** Begin **

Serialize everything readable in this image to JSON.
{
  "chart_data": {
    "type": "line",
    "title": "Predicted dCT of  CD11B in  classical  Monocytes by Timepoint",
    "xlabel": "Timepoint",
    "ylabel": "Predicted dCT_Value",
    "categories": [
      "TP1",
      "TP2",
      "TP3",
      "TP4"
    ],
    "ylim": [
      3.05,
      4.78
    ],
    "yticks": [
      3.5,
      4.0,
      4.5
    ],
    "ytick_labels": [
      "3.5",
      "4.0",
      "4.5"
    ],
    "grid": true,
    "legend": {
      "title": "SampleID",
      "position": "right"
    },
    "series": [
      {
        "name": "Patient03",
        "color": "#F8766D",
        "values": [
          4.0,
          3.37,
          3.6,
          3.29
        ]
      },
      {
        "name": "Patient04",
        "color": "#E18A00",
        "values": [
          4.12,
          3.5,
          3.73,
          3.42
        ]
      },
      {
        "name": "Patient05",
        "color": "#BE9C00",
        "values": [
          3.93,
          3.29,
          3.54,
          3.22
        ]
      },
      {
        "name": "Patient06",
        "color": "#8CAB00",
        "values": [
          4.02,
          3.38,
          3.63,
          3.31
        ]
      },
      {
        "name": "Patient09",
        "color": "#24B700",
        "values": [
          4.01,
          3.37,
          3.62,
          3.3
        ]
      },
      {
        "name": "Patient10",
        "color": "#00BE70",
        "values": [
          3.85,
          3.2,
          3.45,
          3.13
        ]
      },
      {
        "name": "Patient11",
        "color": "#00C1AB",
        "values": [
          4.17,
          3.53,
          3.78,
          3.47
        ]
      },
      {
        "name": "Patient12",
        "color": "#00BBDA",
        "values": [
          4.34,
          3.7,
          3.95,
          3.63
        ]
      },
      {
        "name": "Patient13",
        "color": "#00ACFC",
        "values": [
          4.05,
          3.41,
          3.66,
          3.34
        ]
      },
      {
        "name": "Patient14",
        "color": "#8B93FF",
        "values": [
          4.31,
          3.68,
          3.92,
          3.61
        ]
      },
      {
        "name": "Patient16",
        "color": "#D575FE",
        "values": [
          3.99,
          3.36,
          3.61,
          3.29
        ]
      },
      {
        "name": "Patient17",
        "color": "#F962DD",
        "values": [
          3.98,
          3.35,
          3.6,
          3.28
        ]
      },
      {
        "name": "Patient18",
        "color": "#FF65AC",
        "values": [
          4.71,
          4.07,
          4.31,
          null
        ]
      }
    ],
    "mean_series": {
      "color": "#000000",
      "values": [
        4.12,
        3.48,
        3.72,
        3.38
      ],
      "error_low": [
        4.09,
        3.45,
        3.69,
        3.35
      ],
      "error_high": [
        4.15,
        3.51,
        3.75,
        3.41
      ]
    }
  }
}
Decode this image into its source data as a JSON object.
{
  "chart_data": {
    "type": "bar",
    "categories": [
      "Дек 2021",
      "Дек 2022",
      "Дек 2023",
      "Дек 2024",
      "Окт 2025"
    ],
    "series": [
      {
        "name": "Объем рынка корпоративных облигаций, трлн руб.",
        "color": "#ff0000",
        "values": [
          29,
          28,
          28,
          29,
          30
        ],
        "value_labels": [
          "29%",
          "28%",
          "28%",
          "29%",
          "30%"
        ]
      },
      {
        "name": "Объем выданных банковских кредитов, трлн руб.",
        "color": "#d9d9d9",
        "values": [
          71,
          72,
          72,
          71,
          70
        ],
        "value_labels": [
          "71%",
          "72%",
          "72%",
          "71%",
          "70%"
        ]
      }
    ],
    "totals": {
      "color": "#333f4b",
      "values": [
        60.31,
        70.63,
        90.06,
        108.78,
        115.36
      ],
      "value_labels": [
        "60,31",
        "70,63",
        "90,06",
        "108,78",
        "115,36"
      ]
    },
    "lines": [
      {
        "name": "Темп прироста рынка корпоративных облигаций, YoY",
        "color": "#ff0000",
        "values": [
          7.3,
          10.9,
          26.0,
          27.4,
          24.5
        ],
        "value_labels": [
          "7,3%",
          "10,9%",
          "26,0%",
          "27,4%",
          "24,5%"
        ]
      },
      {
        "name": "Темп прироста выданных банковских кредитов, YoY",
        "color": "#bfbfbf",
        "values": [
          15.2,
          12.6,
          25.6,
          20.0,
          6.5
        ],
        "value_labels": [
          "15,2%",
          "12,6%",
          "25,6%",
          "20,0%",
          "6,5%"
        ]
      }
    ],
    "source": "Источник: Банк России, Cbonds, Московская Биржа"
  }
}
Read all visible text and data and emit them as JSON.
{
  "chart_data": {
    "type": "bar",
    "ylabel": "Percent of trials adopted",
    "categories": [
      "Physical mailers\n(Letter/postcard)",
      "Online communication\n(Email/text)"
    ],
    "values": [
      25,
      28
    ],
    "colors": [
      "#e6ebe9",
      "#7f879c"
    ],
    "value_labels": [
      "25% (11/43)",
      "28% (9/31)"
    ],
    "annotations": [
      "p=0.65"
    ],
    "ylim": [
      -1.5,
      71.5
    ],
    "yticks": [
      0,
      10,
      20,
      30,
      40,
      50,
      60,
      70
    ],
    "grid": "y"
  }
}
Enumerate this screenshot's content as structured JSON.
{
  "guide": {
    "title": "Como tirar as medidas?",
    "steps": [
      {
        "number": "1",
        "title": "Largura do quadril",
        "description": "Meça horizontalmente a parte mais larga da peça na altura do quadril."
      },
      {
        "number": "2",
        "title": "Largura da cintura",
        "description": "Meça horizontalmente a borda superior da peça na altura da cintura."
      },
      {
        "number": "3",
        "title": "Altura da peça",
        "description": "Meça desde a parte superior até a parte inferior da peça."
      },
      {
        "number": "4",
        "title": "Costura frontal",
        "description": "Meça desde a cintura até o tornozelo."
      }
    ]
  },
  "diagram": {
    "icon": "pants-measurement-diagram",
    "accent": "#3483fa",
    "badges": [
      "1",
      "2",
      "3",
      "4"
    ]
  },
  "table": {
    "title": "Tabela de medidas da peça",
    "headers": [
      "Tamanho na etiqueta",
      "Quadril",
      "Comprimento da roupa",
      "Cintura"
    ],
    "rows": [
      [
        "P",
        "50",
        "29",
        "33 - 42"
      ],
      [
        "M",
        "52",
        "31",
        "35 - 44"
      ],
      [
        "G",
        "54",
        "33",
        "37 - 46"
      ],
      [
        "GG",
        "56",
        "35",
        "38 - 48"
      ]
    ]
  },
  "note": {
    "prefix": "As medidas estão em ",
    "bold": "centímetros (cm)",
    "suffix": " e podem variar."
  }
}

** End **

> _WORK REQUIRED_
Type out the full listing again, exactly as given.

> _SOLUTION TO THE PROBLEM_
Serialize everything readable in this image to JSON.
{
  "chart_data": {
    "type": "line",
    "title": "Predicted dCT of  CD11B in  classical  Monocytes by Timepoint",
    "xlabel": "Timepoint",
    "ylabel": "Predicted dCT_Value",
    "categories": [
      "TP1",
      "TP2",
      "TP3",
      "TP4"
    ],
    "ylim": [
      3.05,
      4.78
    ],
    "yticks": [
      3.5,
      4.0,
      4.5
    ],
    "ytick_labels": [
      "3.5",
      "4.0",
      "4.5"
    ],
    "grid": true,
    "legend": {
      "title": "SampleID",
      "position": "right"
    },
    "series": [
      {
        "name": "Patient03",
        "color": "#F8766D",
        "values": [
          4.0,
          3.37,
          3.6,
          3.29
        ]
      },
      {
        "name": "Patient04",
        "color": "#E18A00",
        "values": [
          4.12,
          3.5,
          3.73,
          3.42
        ]
      },
      {
        "name": "Patient05",
        "color": "#BE9C00",
        "values": [
          3.93,
          3.29,
          3.54,
          3.22
        ]
      },
      {
        "name": "Patient06",
        "color": "#8CAB00",
        "values": [
          4.02,
          3.38,
          3.63,
          3.31
        ]
      },
      {
        "name": "Patient09",
        "color": "#24B700",
        "values": [
          4.01,
          3.37,
          3.62,
          3.3
        ]
      },
      {
        "name": "Patient10",
        "color": "#00BE70",
        "values": [
          3.85,
          3.2,
          3.45,
          3.13
        ]
      },
      {
        "name": "Patient11",
        "color": "#00C1AB",
        "values": [
          4.17,
          3.53,
          3.78,
          3.47
        ]
      },
      {
        "name": "Patient12",
        "color": "#00BBDA",
        "values": [
          4.34,
          3.7,
          3.95,
          3.63
        ]
      },
      {
        "name": "Patient13",
        "color": "#00ACFC",
        "values": [
          4.05,
          3.41,
          3.66,
          3.34
        ]
      },
      {
        "name": "Patient14",
        "color": "#8B93FF",
        "values": [
          4.31,
          3.68,
          3.92,
          3.61
        ]
      },
      {
        "name": "Patient16",
        "color": "#D575FE",
        "values": [
          3.99,
          3.36,
          3.61,
          3.29
        ]
      },
      {
        "name": "Patient17",
        "color": "#F962DD",
        "values": [
          3.98,
          3.35,
          3.6,
          3.28
        ]
      },
      {
        "name": "Patient18",
        "color": "#FF65AC",
        "values": [
          4.71,
          4.07,
          4.31,
          null
        ]
      }
    ],
    "mean_series": {
      "color": "#000000",
      "values": [
        4.12,
        3.48,
        3.72,
        3.38
      ],
      "error_low": [
        4.09,
        3.45,
        3.69,
        3.35
      ],
      "error_high": [
        4.15,
        3.51,
        3.75,
        3.41
      ]
    }
  }
}
Decode this image into its source data as a JSON object.
{
  "chart_data": {
    "type": "bar",
    "categories": [
      "Дек 2021",
      "Дек 2022",
      "Дек 2023",
      "Дек 2024",
      "Окт 2025"
    ],
    "series": [
      {
        "name": "Объем рынка корпоративных облигаций, трлн руб.",
        "color": "#ff0000",
        "values": [
          29,
          28,
          28,
          29,
          30
        ],
        "value_labels": [
          "29%",
          "28%",
          "28%",
          "29%",
          "30%"
        ]
      },
      {
        "name": "Объем выданных банковских кредитов, трлн руб.",
        "color": "#d9d9d9",
        "values": [
          71,
          72,
          72,
          71,
          70
        ],
        "value_labels": [
          "71%",
          "72%",
          "72%",
          "71%",
          "70%"
        ]
      }
    ],
    "totals": {
      "color": "#333f4b",
      "values": [
        60.31,
        70.63,
        90.06,
        108.78,
        115.36
      ],
      "value_labels": [
        "60,31",
        "70,63",
        "90,06",
        "108,78",
        "115,36"
      ]
    },
    "lines": [
      {
        "name": "Темп прироста рынка корпоративных облигаций, YoY",
        "color": "#ff0000",
        "values": [
          7.3,
          10.9,
          26.0,
          27.4,
          24.5
        ],
        "value_labels": [
          "7,3%",
          "10,9%",
          "26,0%",
          "27,4%",
          "24,5%"
        ]
      },
      {
        "name": "Темп прироста выданных банковских кредитов, YoY",
        "color": "#bfbfbf",
        "values": [
          15.2,
          12.6,
          25.6,
          20.0,
          6.5
        ],
        "value_labels": [
          "15,2%",
          "12,6%",
          "25,6%",
          "20,0%",
          "6,5%"
        ]
      }
    ],
    "source": "Источник: Банк России, Cbonds, Московская Биржа"
  }
}
Read all visible text and data and emit them as JSON.
{
  "chart_data": {
    "type": "bar",
    "ylabel": "Percent of trials adopted",
    "categories": [
      "Physical mailers\n(Letter/postcard)",
      "Online communication\n(Email/text)"
    ],
    "values": [
      25,
      28
    ],
    "colors": [
      "#e6ebe9",
      "#7f879c"
    ],
    "value_labels": [
      "25% (11/43)",
      "28% (9/31)"
    ],
    "annotations": [
      "p=0.65"
    ],
    "ylim": [
      -1.5,
      71.5
    ],
    "yticks": [
      0,
      10,
      20,
      30,
      40,
      50,
      60,
      70
    ],
    "grid": "y"
  }
}
Enumerate this screenshot's content as structured JSON.
{
  "guide": {
    "title": "Como tirar as medidas?",
    "steps": [
      {
        "number": "1",
        "title": "Largura do quadril",
        "description": "Meça horizontalmente a parte mais larga da peça na altura do quadril."
      },
      {
        "number": "2",
        "title": "Largura da cintura",
        "description": "Meça horizontalmente a borda superior da peça na altura da cintura."
      },
      {
        "number": "3",
        "title": "Altura da peça",
        "description": "Meça desde a parte superior até a parte inferior da peça."
      },
      {
        "number": "4",
        "title": "Costura frontal",
        "description": "Meça desde a cintura até o tornozelo."
      }
    ]
  },
  "diagram": {
    "icon": "pants-measurement-diagram",
    "accent": "#3483fa",
    "badges": [
      "1",
      "2",
      "3",
      "4"
    ]
  },
  "table": {
    "title": "Tabela de medidas da peça",
    "headers": [
      "Tamanho na etiqueta",
      "Quadril",
      "Comprimento da roupa",
      "Cintura"
    ],
    "rows": [
      [
        "P",
        "50",
        "29",
        "33 - 42"
      ],
      [
        "M",
        "52",
        "31",
        "35 - 44"
      ],
      [
        "G",
        "54",
        "33",
        "37 - 46"
      ],
      [
        "GG",
        "56",
        "35",
        "38 - 48"
      ]
    ]
  },
  "note": {
    "prefix": "As medidas estão em ",
    "bold": "centímetros (cm)",
    "suffix": " e podem variar."
  }
}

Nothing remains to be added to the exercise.